--- Direction ---
Scan the records and identify every line in which the string "hardware" occurs, then return those lines.

Collected data:
— BEGIN —

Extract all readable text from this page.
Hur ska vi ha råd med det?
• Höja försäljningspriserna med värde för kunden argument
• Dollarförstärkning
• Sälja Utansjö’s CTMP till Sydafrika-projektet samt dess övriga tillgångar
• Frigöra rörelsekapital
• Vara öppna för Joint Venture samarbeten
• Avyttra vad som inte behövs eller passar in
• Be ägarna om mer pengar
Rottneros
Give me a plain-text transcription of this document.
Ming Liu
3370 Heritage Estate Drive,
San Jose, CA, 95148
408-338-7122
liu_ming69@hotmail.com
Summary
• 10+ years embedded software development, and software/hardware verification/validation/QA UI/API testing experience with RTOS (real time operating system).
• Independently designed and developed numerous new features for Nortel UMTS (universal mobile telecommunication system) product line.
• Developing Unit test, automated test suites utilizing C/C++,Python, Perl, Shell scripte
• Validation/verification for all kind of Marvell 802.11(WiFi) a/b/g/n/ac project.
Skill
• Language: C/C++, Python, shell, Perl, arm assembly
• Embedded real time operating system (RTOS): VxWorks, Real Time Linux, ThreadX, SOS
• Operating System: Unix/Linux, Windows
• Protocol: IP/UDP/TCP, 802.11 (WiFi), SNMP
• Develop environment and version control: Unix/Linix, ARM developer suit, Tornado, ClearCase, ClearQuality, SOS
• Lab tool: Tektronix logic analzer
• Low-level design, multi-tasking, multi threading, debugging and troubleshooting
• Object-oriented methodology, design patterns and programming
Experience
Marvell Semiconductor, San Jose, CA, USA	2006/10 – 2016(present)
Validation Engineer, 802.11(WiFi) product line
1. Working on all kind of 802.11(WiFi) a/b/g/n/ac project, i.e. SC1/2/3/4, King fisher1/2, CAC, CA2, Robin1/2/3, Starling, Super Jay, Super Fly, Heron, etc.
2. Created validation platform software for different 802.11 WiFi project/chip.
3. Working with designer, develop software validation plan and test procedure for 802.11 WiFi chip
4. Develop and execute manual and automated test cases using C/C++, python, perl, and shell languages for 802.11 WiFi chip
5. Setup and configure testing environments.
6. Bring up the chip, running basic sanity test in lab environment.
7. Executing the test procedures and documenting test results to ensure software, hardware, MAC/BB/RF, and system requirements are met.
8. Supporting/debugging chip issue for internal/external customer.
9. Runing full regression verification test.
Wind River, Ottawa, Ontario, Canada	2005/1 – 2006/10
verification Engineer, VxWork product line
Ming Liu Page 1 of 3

— END —
— BEGIN —

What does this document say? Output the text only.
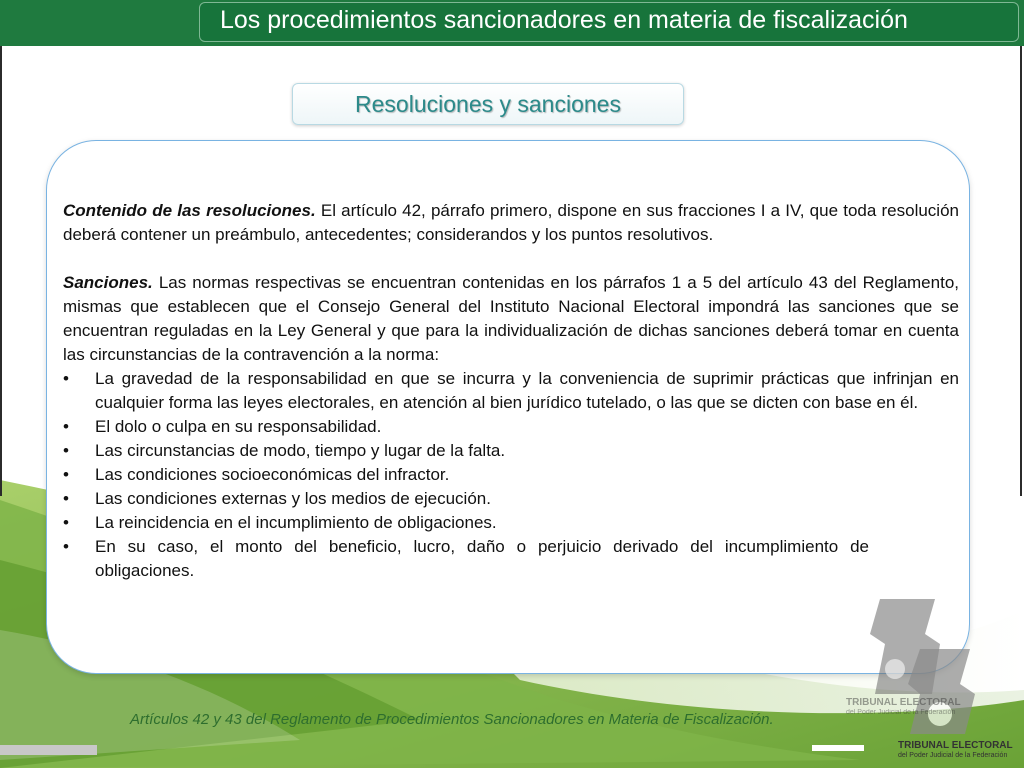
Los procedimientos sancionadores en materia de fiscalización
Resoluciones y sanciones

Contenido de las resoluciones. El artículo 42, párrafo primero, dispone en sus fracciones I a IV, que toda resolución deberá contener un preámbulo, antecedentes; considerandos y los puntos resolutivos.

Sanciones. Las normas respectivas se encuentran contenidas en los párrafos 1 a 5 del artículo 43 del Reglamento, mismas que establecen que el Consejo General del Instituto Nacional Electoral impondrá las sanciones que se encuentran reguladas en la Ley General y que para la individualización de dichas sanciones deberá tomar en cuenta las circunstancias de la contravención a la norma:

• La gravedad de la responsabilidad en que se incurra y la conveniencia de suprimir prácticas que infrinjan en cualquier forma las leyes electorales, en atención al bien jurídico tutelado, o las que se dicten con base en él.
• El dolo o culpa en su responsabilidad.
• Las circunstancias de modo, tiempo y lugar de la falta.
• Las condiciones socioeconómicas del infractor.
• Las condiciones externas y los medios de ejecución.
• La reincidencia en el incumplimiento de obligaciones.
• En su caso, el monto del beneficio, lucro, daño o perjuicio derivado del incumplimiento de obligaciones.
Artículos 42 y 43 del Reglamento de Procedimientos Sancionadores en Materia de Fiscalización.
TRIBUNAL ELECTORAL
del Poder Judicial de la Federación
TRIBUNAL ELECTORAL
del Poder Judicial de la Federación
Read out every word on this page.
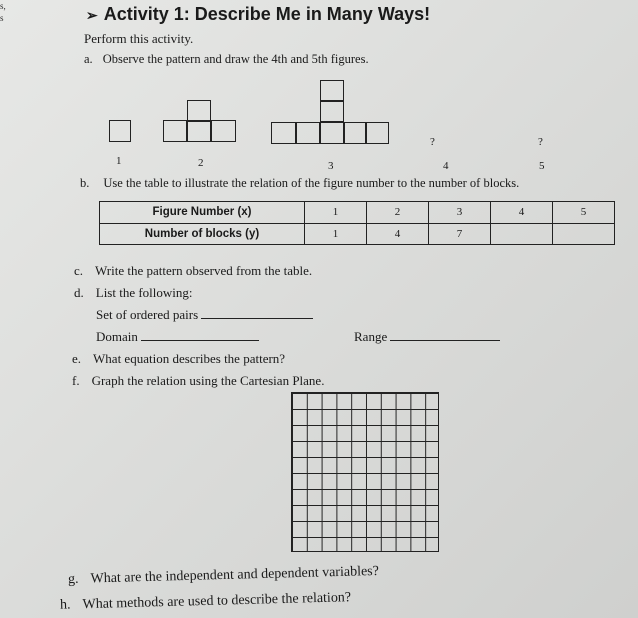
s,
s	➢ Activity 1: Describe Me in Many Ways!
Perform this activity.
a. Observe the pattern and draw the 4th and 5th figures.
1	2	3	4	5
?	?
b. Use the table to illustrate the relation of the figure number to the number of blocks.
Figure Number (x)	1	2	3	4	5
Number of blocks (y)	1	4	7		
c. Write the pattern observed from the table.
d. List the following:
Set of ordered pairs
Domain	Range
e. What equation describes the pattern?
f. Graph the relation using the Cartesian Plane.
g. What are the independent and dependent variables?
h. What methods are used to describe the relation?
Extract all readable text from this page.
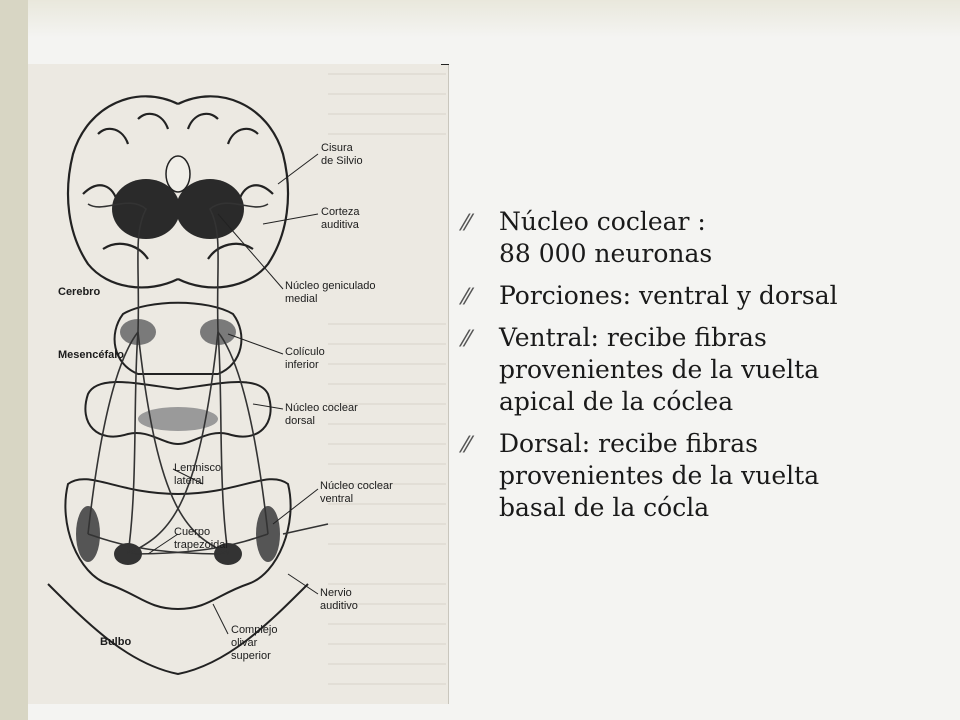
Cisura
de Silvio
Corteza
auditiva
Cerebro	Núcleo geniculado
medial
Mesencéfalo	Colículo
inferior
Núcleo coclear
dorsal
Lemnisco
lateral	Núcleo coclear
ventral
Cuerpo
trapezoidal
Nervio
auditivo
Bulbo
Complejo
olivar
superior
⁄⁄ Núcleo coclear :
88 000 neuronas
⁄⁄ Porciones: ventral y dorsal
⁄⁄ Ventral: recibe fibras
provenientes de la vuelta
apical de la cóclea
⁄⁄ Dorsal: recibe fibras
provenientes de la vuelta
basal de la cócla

— END —

--- The response ---
• 10+ years embedded software development, and software/hardware verification/validation/QA UI/API testing experience with RTOS (real time operating system).
7. Executing the test procedures and documenting test results to ensure software, hardware, MAC/BB/RF, and system requirements are met.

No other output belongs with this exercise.